(Prompt): Find every line in the records that holds the string "stories". Copy each one.

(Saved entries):

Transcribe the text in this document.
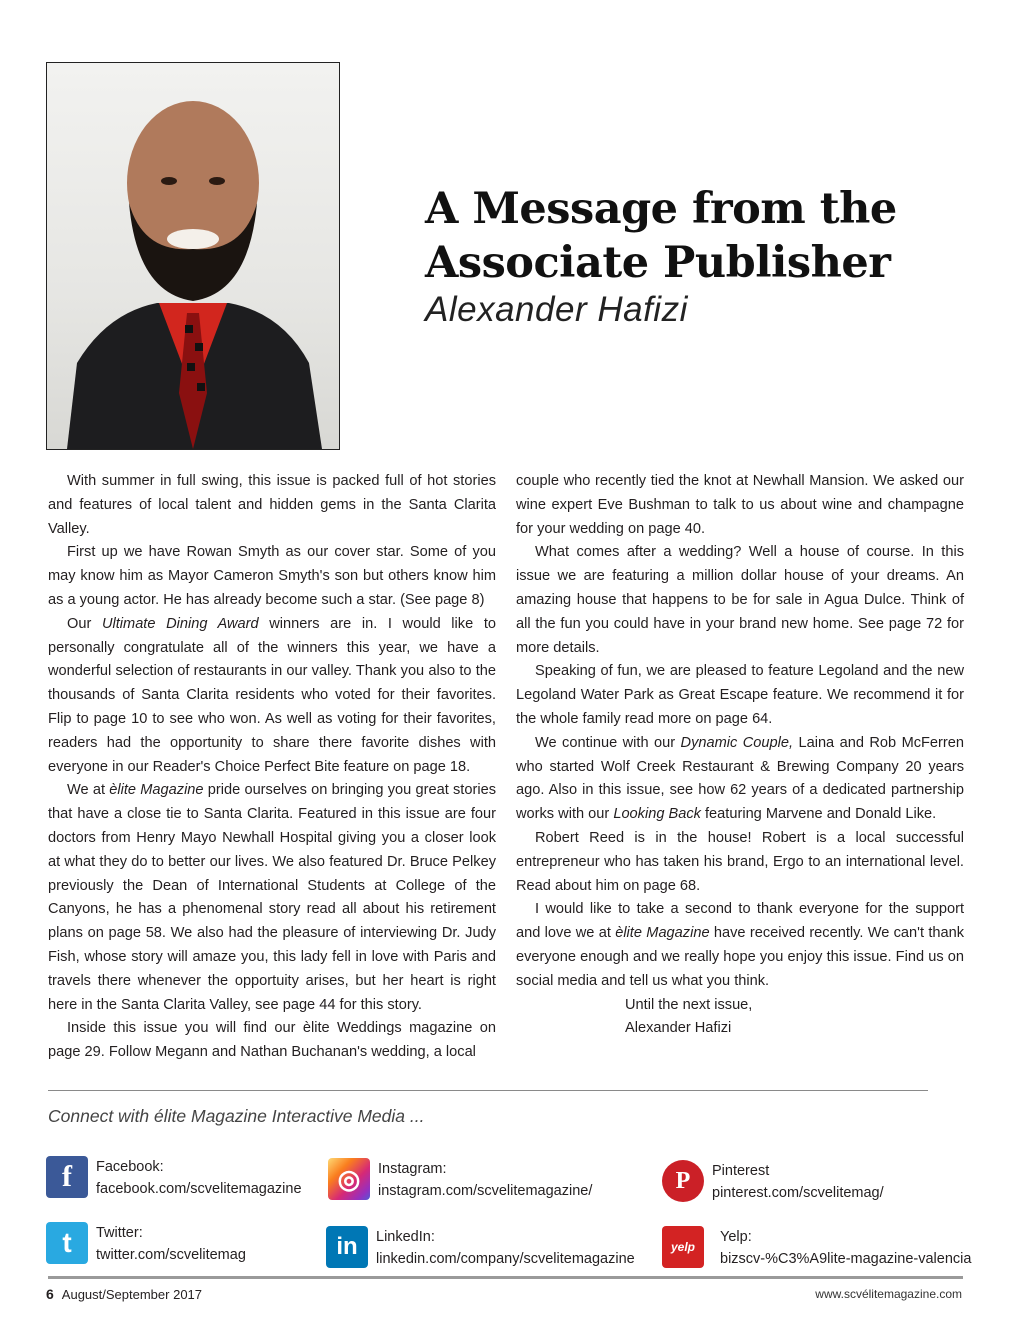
A Message from the
Associate Publisher
Alexander Hafizi

With summer in full swing, this issue is packed full of hot stories and features of local talent and hidden gems in the Santa Clarita Valley.

First up we have Rowan Smyth as our cover star. Some of you may know him as Mayor Cameron Smyth's son but others know him as a young actor. He has already become such a star. (See page 8)

Our Ultimate Dining Award winners are in. I would like to personally congratulate all of the winners this year, we have a wonderful selection of restaurants in our valley. Thank you also to the thousands of Santa Clarita residents who voted for their favorites. Flip to page 10 to see who won. As well as voting for their favorites, readers had the opportunity to share there favorite dishes with everyone in our Reader's Choice Perfect Bite feature on page 18.

We at èlite Magazine pride ourselves on bringing you great stories that have a close tie to Santa Clarita. Featured in this issue are four doctors from Henry Mayo Newhall Hospital giving you a closer look at what they do to better our lives. We also featured Dr. Bruce Pelkey previously the Dean of International Students at College of the Canyons, he has a phenomenal story read all about his retirement plans on page 58. We also had the pleasure of interviewing Dr. Judy Fish, whose story will amaze you, this lady fell in love with Paris and travels there whenever the opportuity arises, but her heart is right here in the Santa Clarita Valley, see page 44 for this story.

Inside this issue you will find our èlite Weddings magazine on page 29. Follow Megann and Nathan Buchanan's wedding, a local

couple who recently tied the knot at Newhall Mansion. We asked our wine expert Eve Bushman to talk to us about wine and champagne for your wedding on page 40.

What comes after a wedding? Well a house of course. In this issue we are featuring a million dollar house of your dreams. An amazing house that happens to be for sale in Agua Dulce. Think of all the fun you could have in your brand new home. See page 72 for more details.

Speaking of fun, we are pleased to feature Legoland and the new Legoland Water Park as Great Escape feature. We recommend it for the whole family read more on page 64.

We continue with our Dynamic Couple, Laina and Rob McFerren who started Wolf Creek Restaurant & Brewing Company 20 years ago. Also in this issue, see how 62 years of a dedicated partnership works with our Looking Back featuring Marvene and Donald Like.

Robert Reed is in the house! Robert is a local successful entrepreneur who has taken his brand, Ergo to an international level. Read about him on page 68.

I would like to take a second to thank everyone for the support and love we at èlite Magazine have received recently. We can't thank everyone enough and we really hope you enjoy this issue. Find us on social media and tell us what you think.

Until the next issue,

Alexander Hafizi

Connect with élite Magazine Interactive Media ...
f	Facebook:
facebook.com/scvelitemagazine	◎	Instagram:
instagram.com/scvelitemagazine/	P	Pinterest
pinterest.com/scvelitemag/
t	Twitter:
twitter.com/scvelitemag	in	LinkedIn:
linkedin.com/company/scvelitemagazine
yelp
Yelp:
bizscv-%C3%A9lite-magazine-valencia
6 August/September 2017	www.scvélitemagazine.com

(Answer):
With summer in full swing, this issue is packed full of hot stories and features of local talent and hidden gems in the Santa Clarita Valley.
We at èlite Magazine pride ourselves on bringing you great stories that have a close tie to Santa Clarita. Featured in this issue are four doctors from Henry Mayo Newhall Hospital giving you a closer look at what they do to better our lives. We also featured Dr. Bruce Pelkey previously the Dean of International Students at College of the Canyons, he has a phenomenal story read all about his retirement plans on page 58. We also had the pleasure of interviewing Dr. Judy Fish, whose story will amaze you, this lady fell in love with Paris and travels there whenever the opportuity arises, but her heart is right here in the Santa Clarita Valley, see page 44 for this story.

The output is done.